→ Listed entries
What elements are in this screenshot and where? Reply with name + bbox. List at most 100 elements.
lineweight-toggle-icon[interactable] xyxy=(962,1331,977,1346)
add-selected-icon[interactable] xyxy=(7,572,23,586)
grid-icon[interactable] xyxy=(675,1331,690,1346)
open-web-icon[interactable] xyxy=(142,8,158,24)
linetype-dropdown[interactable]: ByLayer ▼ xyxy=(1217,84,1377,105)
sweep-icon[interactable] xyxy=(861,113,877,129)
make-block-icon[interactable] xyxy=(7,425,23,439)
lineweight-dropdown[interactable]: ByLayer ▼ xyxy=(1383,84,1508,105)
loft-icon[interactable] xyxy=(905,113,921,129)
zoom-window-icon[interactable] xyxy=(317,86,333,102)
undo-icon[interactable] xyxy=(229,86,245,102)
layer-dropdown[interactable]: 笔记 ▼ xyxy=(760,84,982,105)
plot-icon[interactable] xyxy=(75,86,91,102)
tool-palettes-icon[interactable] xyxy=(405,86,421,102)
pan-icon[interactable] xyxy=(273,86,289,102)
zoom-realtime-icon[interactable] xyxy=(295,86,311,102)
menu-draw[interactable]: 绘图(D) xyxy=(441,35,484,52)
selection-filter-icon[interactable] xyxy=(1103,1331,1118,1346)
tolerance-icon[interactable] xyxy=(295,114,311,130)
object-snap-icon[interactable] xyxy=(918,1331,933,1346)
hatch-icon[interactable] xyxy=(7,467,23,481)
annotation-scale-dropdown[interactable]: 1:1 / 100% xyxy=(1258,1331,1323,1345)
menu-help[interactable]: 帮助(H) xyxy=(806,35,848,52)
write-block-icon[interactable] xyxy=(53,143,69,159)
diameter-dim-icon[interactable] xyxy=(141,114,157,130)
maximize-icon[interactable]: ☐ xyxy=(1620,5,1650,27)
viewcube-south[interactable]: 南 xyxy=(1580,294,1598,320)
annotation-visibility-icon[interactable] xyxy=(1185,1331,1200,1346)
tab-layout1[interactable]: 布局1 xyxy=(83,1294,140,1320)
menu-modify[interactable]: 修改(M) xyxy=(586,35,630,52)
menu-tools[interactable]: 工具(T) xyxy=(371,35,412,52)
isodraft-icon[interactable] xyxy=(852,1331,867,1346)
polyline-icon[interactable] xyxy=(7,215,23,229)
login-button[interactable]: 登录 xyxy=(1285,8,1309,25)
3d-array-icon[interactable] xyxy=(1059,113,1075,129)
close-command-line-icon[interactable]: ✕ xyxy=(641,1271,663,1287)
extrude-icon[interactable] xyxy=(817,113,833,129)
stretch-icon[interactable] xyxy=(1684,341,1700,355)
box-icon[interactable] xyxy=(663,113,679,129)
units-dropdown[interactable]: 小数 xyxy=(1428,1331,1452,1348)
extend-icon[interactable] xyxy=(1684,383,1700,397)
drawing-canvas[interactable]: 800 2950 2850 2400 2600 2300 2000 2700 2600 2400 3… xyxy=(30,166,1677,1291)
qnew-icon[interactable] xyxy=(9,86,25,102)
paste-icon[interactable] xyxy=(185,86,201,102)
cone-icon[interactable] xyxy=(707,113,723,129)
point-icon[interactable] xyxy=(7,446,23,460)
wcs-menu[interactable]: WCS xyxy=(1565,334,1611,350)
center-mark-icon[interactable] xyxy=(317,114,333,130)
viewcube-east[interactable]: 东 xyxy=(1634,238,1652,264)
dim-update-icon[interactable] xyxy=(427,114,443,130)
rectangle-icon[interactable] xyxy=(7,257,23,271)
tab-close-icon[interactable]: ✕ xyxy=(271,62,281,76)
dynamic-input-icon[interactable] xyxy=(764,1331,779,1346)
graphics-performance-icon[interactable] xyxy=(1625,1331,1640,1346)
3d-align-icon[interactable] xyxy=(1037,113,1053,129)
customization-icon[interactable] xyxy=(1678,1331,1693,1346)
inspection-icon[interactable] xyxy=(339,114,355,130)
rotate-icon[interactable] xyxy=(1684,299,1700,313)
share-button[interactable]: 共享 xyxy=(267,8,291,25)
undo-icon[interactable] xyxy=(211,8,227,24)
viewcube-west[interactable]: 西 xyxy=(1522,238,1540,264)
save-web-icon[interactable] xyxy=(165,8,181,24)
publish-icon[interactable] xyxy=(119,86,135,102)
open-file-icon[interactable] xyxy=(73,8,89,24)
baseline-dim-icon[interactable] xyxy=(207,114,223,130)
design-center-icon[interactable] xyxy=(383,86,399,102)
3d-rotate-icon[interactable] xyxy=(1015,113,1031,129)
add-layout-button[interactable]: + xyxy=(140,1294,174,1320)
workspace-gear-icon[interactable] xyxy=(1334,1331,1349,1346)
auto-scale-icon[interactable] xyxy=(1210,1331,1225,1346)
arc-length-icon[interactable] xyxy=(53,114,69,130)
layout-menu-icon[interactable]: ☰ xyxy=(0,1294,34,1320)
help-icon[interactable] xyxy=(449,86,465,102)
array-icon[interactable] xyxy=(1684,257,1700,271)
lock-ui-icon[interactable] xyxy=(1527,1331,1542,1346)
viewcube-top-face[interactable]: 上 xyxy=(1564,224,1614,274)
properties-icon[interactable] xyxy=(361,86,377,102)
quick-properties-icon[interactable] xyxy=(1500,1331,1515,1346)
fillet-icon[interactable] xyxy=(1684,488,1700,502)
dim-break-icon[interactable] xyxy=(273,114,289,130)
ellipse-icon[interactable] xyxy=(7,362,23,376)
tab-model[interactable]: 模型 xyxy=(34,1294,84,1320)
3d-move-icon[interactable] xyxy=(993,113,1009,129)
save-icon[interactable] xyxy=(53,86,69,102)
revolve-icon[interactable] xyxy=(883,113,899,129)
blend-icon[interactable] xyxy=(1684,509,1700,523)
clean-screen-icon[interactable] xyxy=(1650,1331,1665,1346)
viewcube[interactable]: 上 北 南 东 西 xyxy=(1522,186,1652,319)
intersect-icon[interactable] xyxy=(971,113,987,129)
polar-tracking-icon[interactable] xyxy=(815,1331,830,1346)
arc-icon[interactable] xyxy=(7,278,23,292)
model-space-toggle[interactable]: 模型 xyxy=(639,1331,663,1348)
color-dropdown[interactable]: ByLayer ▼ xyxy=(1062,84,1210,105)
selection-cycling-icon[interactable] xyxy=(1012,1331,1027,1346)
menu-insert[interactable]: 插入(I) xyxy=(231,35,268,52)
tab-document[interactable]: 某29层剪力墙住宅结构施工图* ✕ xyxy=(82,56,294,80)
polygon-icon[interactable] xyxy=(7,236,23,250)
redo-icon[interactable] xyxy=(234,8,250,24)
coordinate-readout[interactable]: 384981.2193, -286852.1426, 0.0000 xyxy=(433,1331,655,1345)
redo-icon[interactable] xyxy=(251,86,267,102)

→ Exercise goal
Render the lines from the start of the rows above up to and including the line containing "add-selected-icon[interactable] xyxy=(7,572,23,586)" as a JSON list of strings, one string per line, with blank lines omitted.

→ Response to this task
[
  "What elements are in this screenshot and where? Reply with name + bbox. List at most 100 elements.",
  "lineweight-toggle-icon[interactable] xyxy=(962,1331,977,1346)",
  "add-selected-icon[interactable] xyxy=(7,572,23,586)"
]